## WORK TO COMPLETE
1) In the email thread on a default non-capturing regex flag, recast the paragraph beginning "Opera 11.10 throws for" as a short bulleted list that keeps its main facts.
2) Resume the email thread on a default non-capturing regex flag, picking up right after its final message.

## DOCUMENT EXTRACT
|---|
Default non-capturing regex flag [WAS: how to create strawman proposals?]
On Jun 2, 2011, at 10:46 PM, Kyle Simpson wrote:
I propose a /n flag for regular expressions, which would swap the default capturing/non-capturing behavior between ( ) and (?: ) operators (that is, ( ) would not capture, and (?: ) would capture).
I like it. No worries about the .NET somewhat different flag.
The /n property would reflect on the RegExp object as
Noncapturing == true
.
Lowercase noncapturing, right?
On Jun 2, 2011, at 10:49 PM, Brendan Eich wrote:
On Jun 2, 2011, at 10:46 PM, Kyle Simpson wrote:
I propose a /n flag for regular expressions, which would swap the default capturing/non-capturing behavior between ( ) and (?: ) operators (that is, ( ) would not capture, and (?: ) would capture).
I like it. No worries about the .NET somewhat different flag.
There's no backward compatibility fear, because unknown flags (from the future, so to speak) cause errors:
Error: invalid regular expression flag n Source File: javascript:alert(/hi/n) Line: 1, Column: 10 Source Code: alert(/hi/n)
Error: invalid regular expression flag n Source File: javascript:alert(new%20RegExp("hi",%20"n")) Line: 1
Tested in Firefox 4, copied from Error console.
The /n property would reflect on the RegExp object as
Noncapturing == true
.Lowercase noncapturing, right?
Yeah.
On Fri, Jun 3, 2011 at 1:51 AM, Brendan Eich <brendan at mozilla.com> wrote:
On Jun 2, 2011, at 10:49 PM, Brendan Eich wrote:
On Jun 2, 2011, at 10:46 PM, Kyle Simpson wrote:
I propose a /n flag for regular expressions, which would swap the default capturing/non-capturing behavior between ( ) and (?: ) operators (that is, ( ) would not capture, and (?: ) would capture).
I like it. No worries about the .NET somewhat different flag.
There's no backward compatibility fear, because unknown flags (from the future, so to speak) cause errors:
Error: invalid regular expression flag n Source File: javascript:alert(/hi/n) Line: 1, Column: 10 Source Code: alert(/hi/n)
Error: invalid regular expression flag n Source File: javascript:alert(new%20RegExp("hi",%20"n")) Line: 1
Tested in Firefox 4, copied from Error console.
Chrome (13) and Safari (5) tolerate "n". No error.
Opera 11.10 throws for "n" but not so for all the flags. It's silent for "x" (but it supports "x" so that's understandable) and "y" (support for which was dropped earlier, but silent compilation seems to remain).
On Jun 3, 2011, at 10:49 AM, Juriy Zaytsev wrote:
Chrome (13) and Safari (5) tolerate "n". No error.
Bugs filed?
|---|
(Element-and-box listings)
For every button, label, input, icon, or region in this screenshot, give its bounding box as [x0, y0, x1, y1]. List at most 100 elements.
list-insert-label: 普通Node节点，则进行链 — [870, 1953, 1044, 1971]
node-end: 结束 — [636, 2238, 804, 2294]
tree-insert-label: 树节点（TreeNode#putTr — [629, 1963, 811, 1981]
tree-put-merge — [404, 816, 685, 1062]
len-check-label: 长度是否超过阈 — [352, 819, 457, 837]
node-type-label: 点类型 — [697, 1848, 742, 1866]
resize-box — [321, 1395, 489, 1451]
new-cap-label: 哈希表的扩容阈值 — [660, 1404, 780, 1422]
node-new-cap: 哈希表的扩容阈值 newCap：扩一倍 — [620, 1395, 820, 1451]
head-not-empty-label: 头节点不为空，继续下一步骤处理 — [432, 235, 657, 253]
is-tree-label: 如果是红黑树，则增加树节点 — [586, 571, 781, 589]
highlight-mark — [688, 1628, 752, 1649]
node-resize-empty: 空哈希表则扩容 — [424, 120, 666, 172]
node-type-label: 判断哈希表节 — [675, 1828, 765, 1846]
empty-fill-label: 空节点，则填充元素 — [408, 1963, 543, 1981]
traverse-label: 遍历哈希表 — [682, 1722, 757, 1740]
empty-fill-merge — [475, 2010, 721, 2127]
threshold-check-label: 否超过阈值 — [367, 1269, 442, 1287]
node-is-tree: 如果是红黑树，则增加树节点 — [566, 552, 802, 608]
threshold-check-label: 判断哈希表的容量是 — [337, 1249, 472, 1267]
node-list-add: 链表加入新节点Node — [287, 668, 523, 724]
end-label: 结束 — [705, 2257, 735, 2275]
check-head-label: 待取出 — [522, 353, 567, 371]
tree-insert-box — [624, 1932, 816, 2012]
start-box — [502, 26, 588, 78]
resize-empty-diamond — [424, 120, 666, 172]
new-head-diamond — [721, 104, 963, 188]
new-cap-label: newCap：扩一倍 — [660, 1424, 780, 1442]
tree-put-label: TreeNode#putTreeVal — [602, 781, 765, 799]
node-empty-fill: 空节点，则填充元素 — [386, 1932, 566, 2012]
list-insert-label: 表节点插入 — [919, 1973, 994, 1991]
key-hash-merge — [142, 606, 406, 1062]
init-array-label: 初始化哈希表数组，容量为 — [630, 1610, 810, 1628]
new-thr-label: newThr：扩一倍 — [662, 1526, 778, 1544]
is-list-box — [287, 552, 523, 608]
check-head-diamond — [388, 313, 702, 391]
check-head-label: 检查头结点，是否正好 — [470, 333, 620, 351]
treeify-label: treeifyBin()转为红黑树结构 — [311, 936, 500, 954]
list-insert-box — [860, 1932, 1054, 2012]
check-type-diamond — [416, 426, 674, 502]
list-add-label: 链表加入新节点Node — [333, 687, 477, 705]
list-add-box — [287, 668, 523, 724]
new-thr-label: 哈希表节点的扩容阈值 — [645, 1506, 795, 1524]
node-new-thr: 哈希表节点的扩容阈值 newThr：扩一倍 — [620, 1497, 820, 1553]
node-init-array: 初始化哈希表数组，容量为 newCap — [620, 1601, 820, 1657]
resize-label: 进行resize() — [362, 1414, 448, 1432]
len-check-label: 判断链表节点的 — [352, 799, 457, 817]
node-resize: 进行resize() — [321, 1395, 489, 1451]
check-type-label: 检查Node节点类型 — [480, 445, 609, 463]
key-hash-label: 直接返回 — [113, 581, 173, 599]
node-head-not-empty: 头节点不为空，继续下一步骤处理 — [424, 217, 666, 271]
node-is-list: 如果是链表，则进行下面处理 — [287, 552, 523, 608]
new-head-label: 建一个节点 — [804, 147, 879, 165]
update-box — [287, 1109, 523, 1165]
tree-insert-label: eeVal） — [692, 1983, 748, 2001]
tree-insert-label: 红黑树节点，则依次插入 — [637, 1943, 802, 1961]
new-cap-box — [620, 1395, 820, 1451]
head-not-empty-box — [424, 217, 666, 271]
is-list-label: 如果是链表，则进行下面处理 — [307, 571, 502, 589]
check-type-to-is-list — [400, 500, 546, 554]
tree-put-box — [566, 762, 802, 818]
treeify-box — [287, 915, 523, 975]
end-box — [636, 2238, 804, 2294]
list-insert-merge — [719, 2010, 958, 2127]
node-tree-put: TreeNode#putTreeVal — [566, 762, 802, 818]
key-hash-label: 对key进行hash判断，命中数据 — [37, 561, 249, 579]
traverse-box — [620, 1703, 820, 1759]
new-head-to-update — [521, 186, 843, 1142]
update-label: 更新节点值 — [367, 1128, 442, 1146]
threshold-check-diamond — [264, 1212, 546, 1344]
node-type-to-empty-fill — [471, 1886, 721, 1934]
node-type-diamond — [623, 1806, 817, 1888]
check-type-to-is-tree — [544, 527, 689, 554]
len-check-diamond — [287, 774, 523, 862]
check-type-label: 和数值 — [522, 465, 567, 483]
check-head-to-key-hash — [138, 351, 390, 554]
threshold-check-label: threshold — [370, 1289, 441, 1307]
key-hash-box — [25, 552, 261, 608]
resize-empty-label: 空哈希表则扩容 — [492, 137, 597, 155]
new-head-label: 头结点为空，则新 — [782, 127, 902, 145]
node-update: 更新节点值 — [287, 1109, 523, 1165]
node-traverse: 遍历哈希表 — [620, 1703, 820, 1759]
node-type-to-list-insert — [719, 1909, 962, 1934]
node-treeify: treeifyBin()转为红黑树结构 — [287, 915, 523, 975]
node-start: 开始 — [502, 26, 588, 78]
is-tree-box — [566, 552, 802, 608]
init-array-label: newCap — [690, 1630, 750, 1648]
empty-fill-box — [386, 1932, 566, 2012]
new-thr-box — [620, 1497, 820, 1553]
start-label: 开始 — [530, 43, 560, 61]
|---|
## ANSWERS GIVEN
1)
- Opera 11.10 throws an error for "n", but not for every flag.
- It is silent for "x", which it supports.
- It is also silent for "y". Support for "y" was dropped earlier, but silent compilation seems to remain.

2)
On Sun, Jun 5, 2011 at 5:30 PM, Brendan Eich <brendan at mozilla.com> wrote:
On Jun 3, 2011, at 10:49 AM, Juriy Zaytsev wrote:
Chrome (13) and Safari (5) tolerate "n". No error.
Bugs filed?
WebKit bug — bugs.webkit.org/show_bug.cgi?id=41614
Seems to be stalled. cc'ing Oliver.
2011/6/3 Kyle Simpson <getify at gmail.com>:
I propose a /n flag for regular expressions, which would swap the default capturing/non-capturing behavior between ( ) and (?: ) operators (that is, ( ) would not capture, and (?: ) would capture).
The /n property would reflect on the RegExp object as
Noncapturing == true
.
Can RegExp flag experimentation be done in library code?
function ExtRegExp(regexp, flags) { if ("string" !== typeof regexp) { // Convert parse tree form back to string } return RegExp(regexp, flags); }
ExtRegExp.parse = function (regexp) { // Converts "^(?:foo|bar)$" to ["", ["^"], ["(?:)", ["|", "foo", "bar"]], ["$"]] };
ExtRegExp.n = function (regexp) { // Converts "^(?:foo|bar)$" to ["", ["^"], ["(?:)", ["|", "foo", "bar"]], ["$"]] if ("string" === typeof regexp) { regexp = ExtRegExp.parse(regexp); } // Walk parse tree swapping "(?:)" nodes to capturing groups and vice-versa. ... return regexp; };
ExtRegExp.x = function (regexp) { if ("string" === typeof regexp) { regexp = ExtRegExp.parse(regexp); } // Walk parse tree eliminating whitespace. ... return regexp; };
// Use of n and x flags.
var myRegexp = new ExtRegExp( ExtRegExp.n( ExtRegExp.x( "regexp-source-here")), "i");
Escapes are a pain, due to the double-backslash burden.
We really want quasis for this kind of extensibility. Quasis solve the multiline problem too (I hope... :-).
2011/6/6 Brendan Eich <brendan at mozilla.com>:
Escapes are a pain, due to the double-backslash burden.
Yep. To fit into this kind of library, you could use a quasi syntax like
regexp`...`.ignoreSpaces().nonCapturingByDefault().build()
Not as pithy as flags, but extensible via
regexp.prototype.nonCapturingByDefault = function (parseTree) { ... return parseTree; };
and you can make the build() bit optional in a lot of cases by overriding toString, since String.prototype.replace and friends do implicit value -> string ->
RegExp unless value is a RegExp.
We really want quasis for this kind of extensibility. Quasis solve the multiline problem too (I hope... :-).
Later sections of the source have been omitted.